* _Work to be completed_: Write out each line exactly as given. Leave the pictures out of your copy.
-- Input data start --
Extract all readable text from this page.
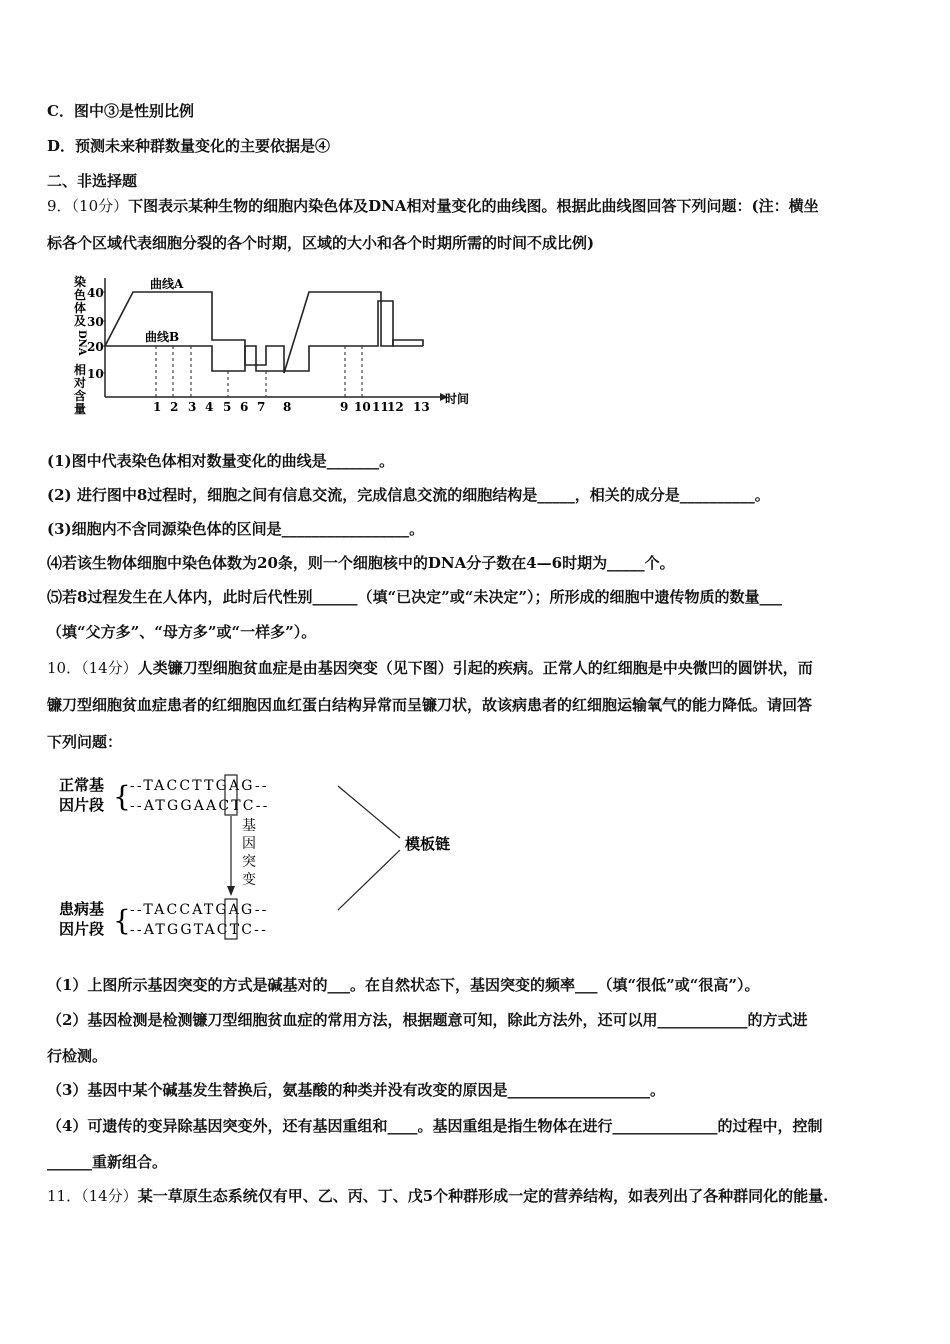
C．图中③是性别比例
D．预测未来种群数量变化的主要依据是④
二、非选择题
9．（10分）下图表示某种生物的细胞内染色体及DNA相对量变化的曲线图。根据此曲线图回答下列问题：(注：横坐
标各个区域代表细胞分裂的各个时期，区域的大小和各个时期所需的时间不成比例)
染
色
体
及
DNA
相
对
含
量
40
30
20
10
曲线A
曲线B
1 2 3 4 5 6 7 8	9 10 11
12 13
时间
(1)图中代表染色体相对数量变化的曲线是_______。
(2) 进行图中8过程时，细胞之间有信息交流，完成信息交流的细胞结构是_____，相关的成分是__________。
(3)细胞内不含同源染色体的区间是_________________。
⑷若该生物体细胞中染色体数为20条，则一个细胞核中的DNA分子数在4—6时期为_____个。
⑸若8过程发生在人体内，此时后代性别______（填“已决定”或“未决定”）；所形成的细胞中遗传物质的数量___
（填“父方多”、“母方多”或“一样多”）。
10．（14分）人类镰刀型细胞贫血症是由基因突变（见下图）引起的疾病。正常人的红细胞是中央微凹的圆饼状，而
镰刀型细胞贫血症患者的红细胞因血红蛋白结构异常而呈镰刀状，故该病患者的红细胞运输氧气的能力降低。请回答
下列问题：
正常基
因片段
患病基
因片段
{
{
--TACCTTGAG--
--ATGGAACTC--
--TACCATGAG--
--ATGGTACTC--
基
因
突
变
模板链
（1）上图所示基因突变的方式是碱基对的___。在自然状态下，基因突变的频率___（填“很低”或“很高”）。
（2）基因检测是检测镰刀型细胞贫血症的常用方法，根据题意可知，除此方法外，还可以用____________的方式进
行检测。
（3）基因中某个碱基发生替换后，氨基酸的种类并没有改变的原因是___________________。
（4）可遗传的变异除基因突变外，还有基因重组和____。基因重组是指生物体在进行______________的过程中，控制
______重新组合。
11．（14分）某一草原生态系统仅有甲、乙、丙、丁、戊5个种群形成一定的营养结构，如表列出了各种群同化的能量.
-- Input data end --
* _Exercise output_:
Extract all readable text from this page.
C．图中③是性别比例
D．预测未来种群数量变化的主要依据是④
二、非选择题
9．（10分）下图表示某种生物的细胞内染色体及DNA相对量变化的曲线图。根据此曲线图回答下列问题：(注：横坐
标各个区域代表细胞分裂的各个时期，区域的大小和各个时期所需的时间不成比例)
染
色
体
及
DNA
相
对
含
量
40
30
20
10
曲线A
曲线B
1 2 3 4 5 6 7 8	9 10 11
12 13
时间
(1)图中代表染色体相对数量变化的曲线是_______。
(2) 进行图中8过程时，细胞之间有信息交流，完成信息交流的细胞结构是_____，相关的成分是__________。
(3)细胞内不含同源染色体的区间是_________________。
⑷若该生物体细胞中染色体数为20条，则一个细胞核中的DNA分子数在4—6时期为_____个。
⑸若8过程发生在人体内，此时后代性别______（填“已决定”或“未决定”）；所形成的细胞中遗传物质的数量___
（填“父方多”、“母方多”或“一样多”）。
10．（14分）人类镰刀型细胞贫血症是由基因突变（见下图）引起的疾病。正常人的红细胞是中央微凹的圆饼状，而
镰刀型细胞贫血症患者的红细胞因血红蛋白结构异常而呈镰刀状，故该病患者的红细胞运输氧气的能力降低。请回答
下列问题：
正常基
因片段
患病基
因片段
{
{
--TACCTTGAG--
--ATGGAACTC--
--TACCATGAG--
--ATGGTACTC--
基
因
突
变
模板链
（1）上图所示基因突变的方式是碱基对的___。在自然状态下，基因突变的频率___（填“很低”或“很高”）。
（2）基因检测是检测镰刀型细胞贫血症的常用方法，根据题意可知，除此方法外，还可以用____________的方式进
行检测。
（3）基因中某个碱基发生替换后，氨基酸的种类并没有改变的原因是___________________。
（4）可遗传的变异除基因突变外，还有基因重组和____。基因重组是指生物体在进行______________的过程中，控制
______重新组合。
11．（14分）某一草原生态系统仅有甲、乙、丙、丁、戊5个种群形成一定的营养结构，如表列出了各种群同化的能量.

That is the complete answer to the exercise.